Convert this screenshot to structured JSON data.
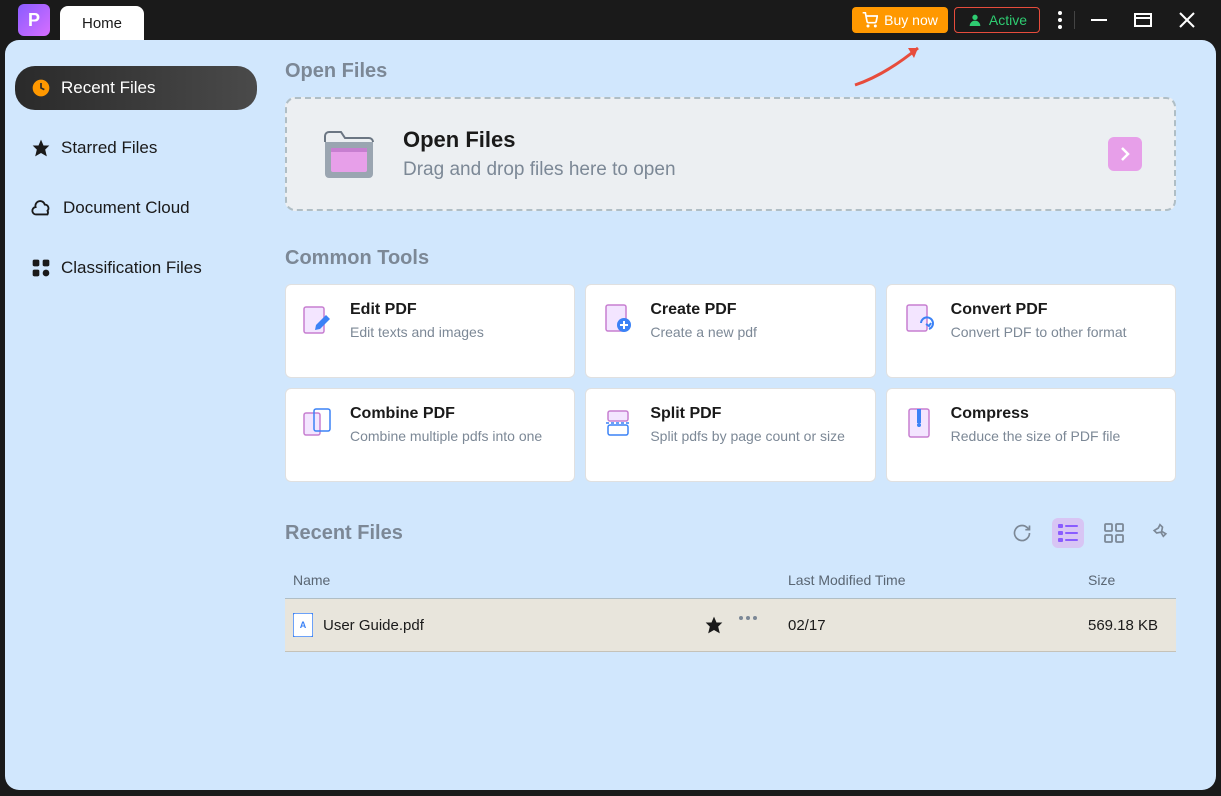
{
  "titlebar": {
    "tab_label": "Home",
    "buy_label": "Buy now",
    "active_label": "Active"
  },
  "sidebar": {
    "items": [
      {
        "label": "Recent Files"
      },
      {
        "label": "Starred Files"
      },
      {
        "label": "Document Cloud"
      },
      {
        "label": "Classification Files"
      }
    ]
  },
  "open_section": {
    "title": "Open Files",
    "heading": "Open Files",
    "subtext": "Drag and drop files here to open"
  },
  "tools_section": {
    "title": "Common Tools",
    "cards": [
      {
        "title": "Edit PDF",
        "desc": "Edit texts and images"
      },
      {
        "title": "Create PDF",
        "desc": "Create a new pdf"
      },
      {
        "title": "Convert PDF",
        "desc": "Convert PDF to other format"
      },
      {
        "title": "Combine PDF",
        "desc": "Combine multiple pdfs into one"
      },
      {
        "title": "Split PDF",
        "desc": "Split pdfs by page count or size"
      },
      {
        "title": "Compress",
        "desc": "Reduce the size of PDF file"
      }
    ]
  },
  "recent_section": {
    "title": "Recent Files",
    "columns": {
      "name": "Name",
      "date": "Last Modified Time",
      "size": "Size"
    },
    "rows": [
      {
        "name": "User Guide.pdf",
        "date": "02/17",
        "size": "569.18 KB"
      }
    ]
  }
}
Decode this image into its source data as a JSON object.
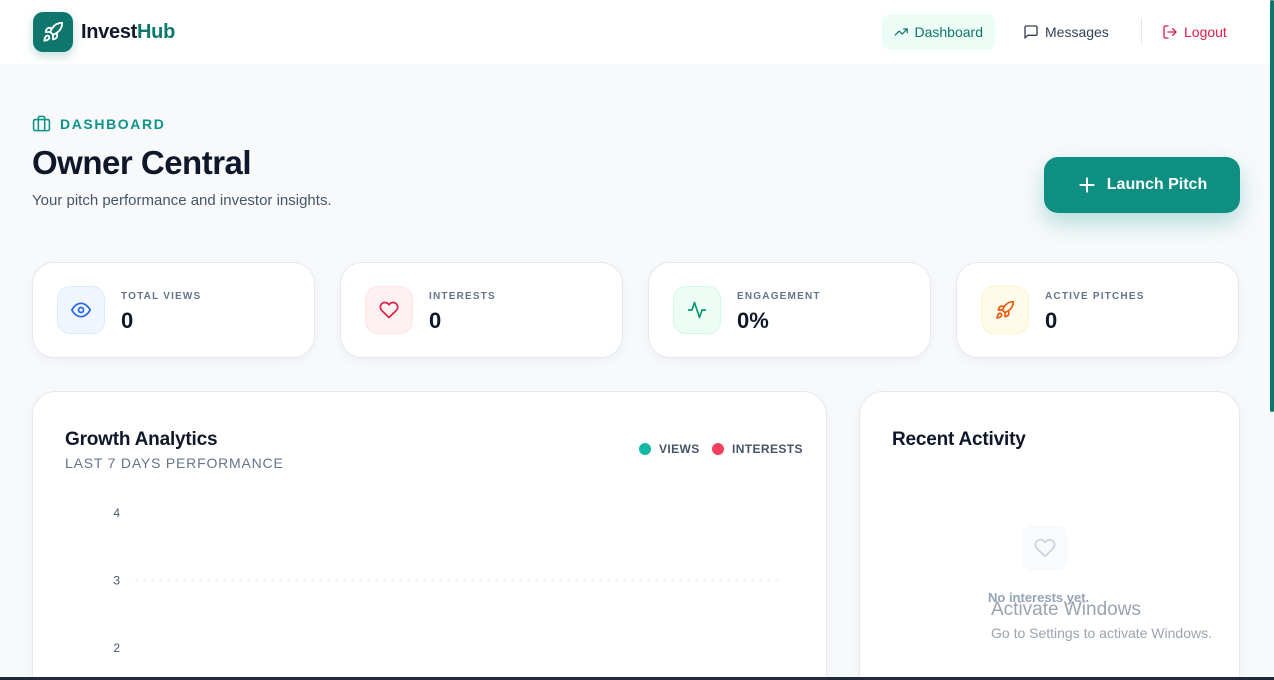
{
  "brand": {
    "part1": "Invest",
    "part2": "Hub",
    "icon": "rocket-icon"
  },
  "nav": {
    "dashboard": "Dashboard",
    "messages": "Messages",
    "logout": "Logout"
  },
  "header": {
    "eyebrow": "DASHBOARD",
    "title": "Owner Central",
    "subtitle": "Your pitch performance and investor insights.",
    "launch_label": "Launch Pitch"
  },
  "stats": [
    {
      "label": "TOTAL VIEWS",
      "value": "0",
      "icon": "eye-icon",
      "color": "#2563eb"
    },
    {
      "label": "INTERESTS",
      "value": "0",
      "icon": "heart-icon",
      "color": "#e11d48"
    },
    {
      "label": "ENGAGEMENT",
      "value": "0%",
      "icon": "activity-icon",
      "color": "#059669"
    },
    {
      "label": "ACTIVE PITCHES",
      "value": "0",
      "icon": "rocket-icon",
      "color": "#ea580c"
    }
  ],
  "growth": {
    "title": "Growth Analytics",
    "subtitle": "LAST 7 DAYS PERFORMANCE"
  },
  "chart_data": {
    "type": "line",
    "series": [
      {
        "name": "VIEWS",
        "color": "#14b8a6",
        "values": []
      },
      {
        "name": "INTERESTS",
        "color": "#f43f5e",
        "values": []
      }
    ],
    "yticks": [
      "4",
      "3",
      "2"
    ],
    "legend": "top-right",
    "grid": true
  },
  "activity": {
    "title": "Recent Activity",
    "empty_text": "No interests yet."
  },
  "watermark": {
    "title": "Activate Windows",
    "subtitle": "Go to Settings to activate Windows."
  }
}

Problem description:
Each line of the material above either contains the word "subtitle" or does not; state how many do, and nothing else.

Answer to the problem:
3